YOUR OBJECTIVE:
Copy out the listing that follows, exact in every word, and skip the images.

AVAILABLE DATA:
┌──

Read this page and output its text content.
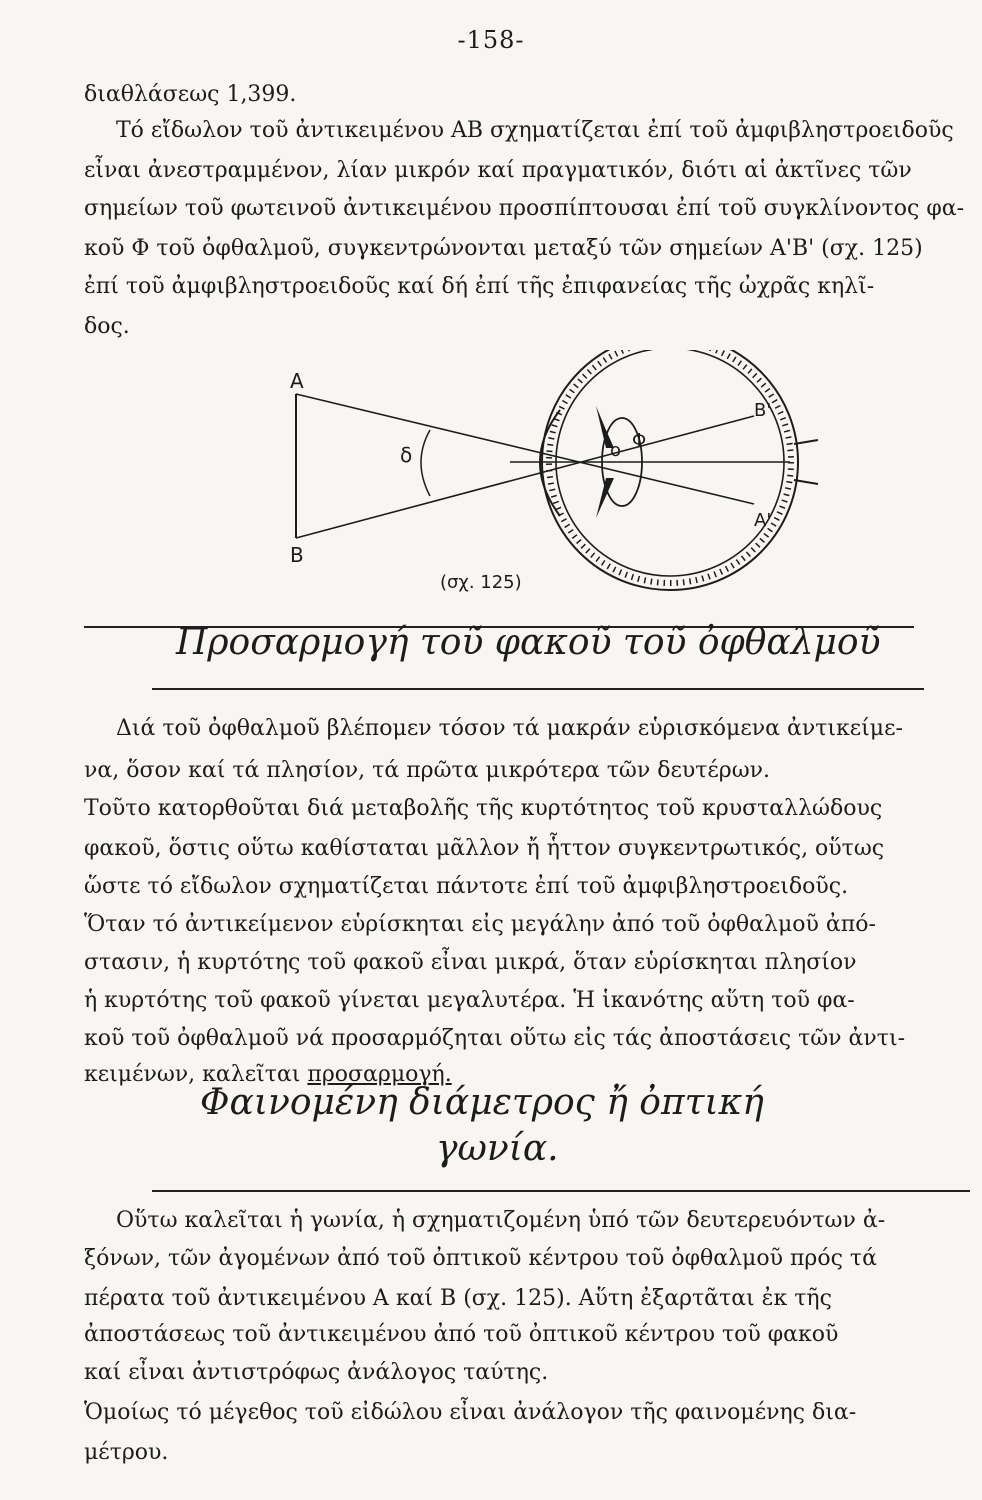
-158-
διαθλάσεως 1,399.
Τό εἴδωλον τοῦ ἀντικειμένου ΑΒ σχηματίζεται ἐπί τοῦ ἀμφιβληστροειδοῦς
εἶναι ἀνεστραμμένον, λίαν μικρόν καί πραγματικόν, διότι αἱ ἀκτῖνες τῶν
σημείων τοῦ φωτεινοῦ ἀντικειμένου προσπίπτουσαι ἐπί τοῦ συγκλίνοντος φα-
κοῦ Φ τοῦ ὀφθαλμοῦ, συγκεντρώνονται μεταξύ τῶν σημείων Α'Β' (σχ. 125)
ἐπί τοῦ ἀμφιβληστροειδοῦς καί δή ἐπί τῆς ἐπιφανείας τῆς ὠχρᾶς κηλῖ-
δος.
A
B
δ	o Φ
B'
A'
(σχ. 125)
Προσαρμογή τοῦ φακοῦ τοῦ ὀφθαλμοῦ
Διά τοῦ ὀφθαλμοῦ βλέπομεν τόσον τά μακράν εὑρισκόμενα ἀντικείμε-
να, ὅσον καί τά πλησίον, τά πρῶτα μικρότερα τῶν δευτέρων.
Τοῦτο κατορθοῦται διά μεταβολῆς τῆς κυρτότητος τοῦ κρυσταλλώδους
φακοῦ, ὅστις οὕτω καθίσταται μᾶλλον ἤ ἧττον συγκεντρωτικός, οὕτως
ὥστε τό εἴδωλον σχηματίζεται πάντοτε ἐπί τοῦ ἀμφιβληστροειδοῦς.
Ὅταν τό ἀντικείμενον εὑρίσκηται εἰς μεγάλην ἀπό τοῦ ὀφθαλμοῦ ἀπό-
στασιν, ἡ κυρτότης τοῦ φακοῦ εἶναι μικρά, ὅταν εὑρίσκηται πλησίον
ἡ κυρτότης τοῦ φακοῦ γίνεται μεγαλυτέρα. Ἡ ἱκανότης αὕτη τοῦ φα-
κοῦ τοῦ ὀφθαλμοῦ νά προσαρμόζηται οὕτω εἰς τάς ἀποστάσεις τῶν ἀντι-
κειμένων, καλεῖται προσαρμογή.
Φαινομένη διάμετρος ἤ ὀπτική
γωνία.
Οὕτω καλεῖται ἡ γωνία, ἡ σχηματιζομένη ὑπό τῶν δευτερευόντων ἀ-
ξόνων, τῶν ἀγομένων ἀπό τοῦ ὀπτικοῦ κέντρου τοῦ ὀφθαλμοῦ πρός τά
πέρατα τοῦ ἀντικειμένου Α καί Β (σχ. 125). Αὕτη ἐξαρτᾶται ἐκ τῆς
ἀποστάσεως τοῦ ἀντικειμένου ἀπό τοῦ ὀπτικοῦ κέντρου τοῦ φακοῦ
καί εἶναι ἀντιστρόφως ἀνάλογος ταύτης.
Ὁμοίως τό μέγεθος τοῦ εἰδώλου εἶναι ἀνάλογον τῆς φαινομένης δια-
μέτρου.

└──

RESPONSE TO THE EXERCISE:
Read this page and output its text content.
-158-
διαθλάσεως 1,399.
Τό εἴδωλον τοῦ ἀντικειμένου ΑΒ σχηματίζεται ἐπί τοῦ ἀμφιβληστροειδοῦς
εἶναι ἀνεστραμμένον, λίαν μικρόν καί πραγματικόν, διότι αἱ ἀκτῖνες τῶν
σημείων τοῦ φωτεινοῦ ἀντικειμένου προσπίπτουσαι ἐπί τοῦ συγκλίνοντος φα-
κοῦ Φ τοῦ ὀφθαλμοῦ, συγκεντρώνονται μεταξύ τῶν σημείων Α'Β' (σχ. 125)
ἐπί τοῦ ἀμφιβληστροειδοῦς καί δή ἐπί τῆς ἐπιφανείας τῆς ὠχρᾶς κηλῖ-
δος.
A
B
δ	o Φ
B'
A'
(σχ. 125)
Προσαρμογή τοῦ φακοῦ τοῦ ὀφθαλμοῦ
Διά τοῦ ὀφθαλμοῦ βλέπομεν τόσον τά μακράν εὑρισκόμενα ἀντικείμε-
να, ὅσον καί τά πλησίον, τά πρῶτα μικρότερα τῶν δευτέρων.
Τοῦτο κατορθοῦται διά μεταβολῆς τῆς κυρτότητος τοῦ κρυσταλλώδους
φακοῦ, ὅστις οὕτω καθίσταται μᾶλλον ἤ ἧττον συγκεντρωτικός, οὕτως
ὥστε τό εἴδωλον σχηματίζεται πάντοτε ἐπί τοῦ ἀμφιβληστροειδοῦς.
Ὅταν τό ἀντικείμενον εὑρίσκηται εἰς μεγάλην ἀπό τοῦ ὀφθαλμοῦ ἀπό-
στασιν, ἡ κυρτότης τοῦ φακοῦ εἶναι μικρά, ὅταν εὑρίσκηται πλησίον
ἡ κυρτότης τοῦ φακοῦ γίνεται μεγαλυτέρα. Ἡ ἱκανότης αὕτη τοῦ φα-
κοῦ τοῦ ὀφθαλμοῦ νά προσαρμόζηται οὕτω εἰς τάς ἀποστάσεις τῶν ἀντι-
κειμένων, καλεῖται προσαρμογή.
Φαινομένη διάμετρος ἤ ὀπτική
γωνία.
Οὕτω καλεῖται ἡ γωνία, ἡ σχηματιζομένη ὑπό τῶν δευτερευόντων ἀ-
ξόνων, τῶν ἀγομένων ἀπό τοῦ ὀπτικοῦ κέντρου τοῦ ὀφθαλμοῦ πρός τά
πέρατα τοῦ ἀντικειμένου Α καί Β (σχ. 125). Αὕτη ἐξαρτᾶται ἐκ τῆς
ἀποστάσεως τοῦ ἀντικειμένου ἀπό τοῦ ὀπτικοῦ κέντρου τοῦ φακοῦ
καί εἶναι ἀντιστρόφως ἀνάλογος ταύτης.
Ὁμοίως τό μέγεθος τοῦ εἰδώλου εἶναι ἀνάλογον τῆς φαινομένης δια-
μέτρου.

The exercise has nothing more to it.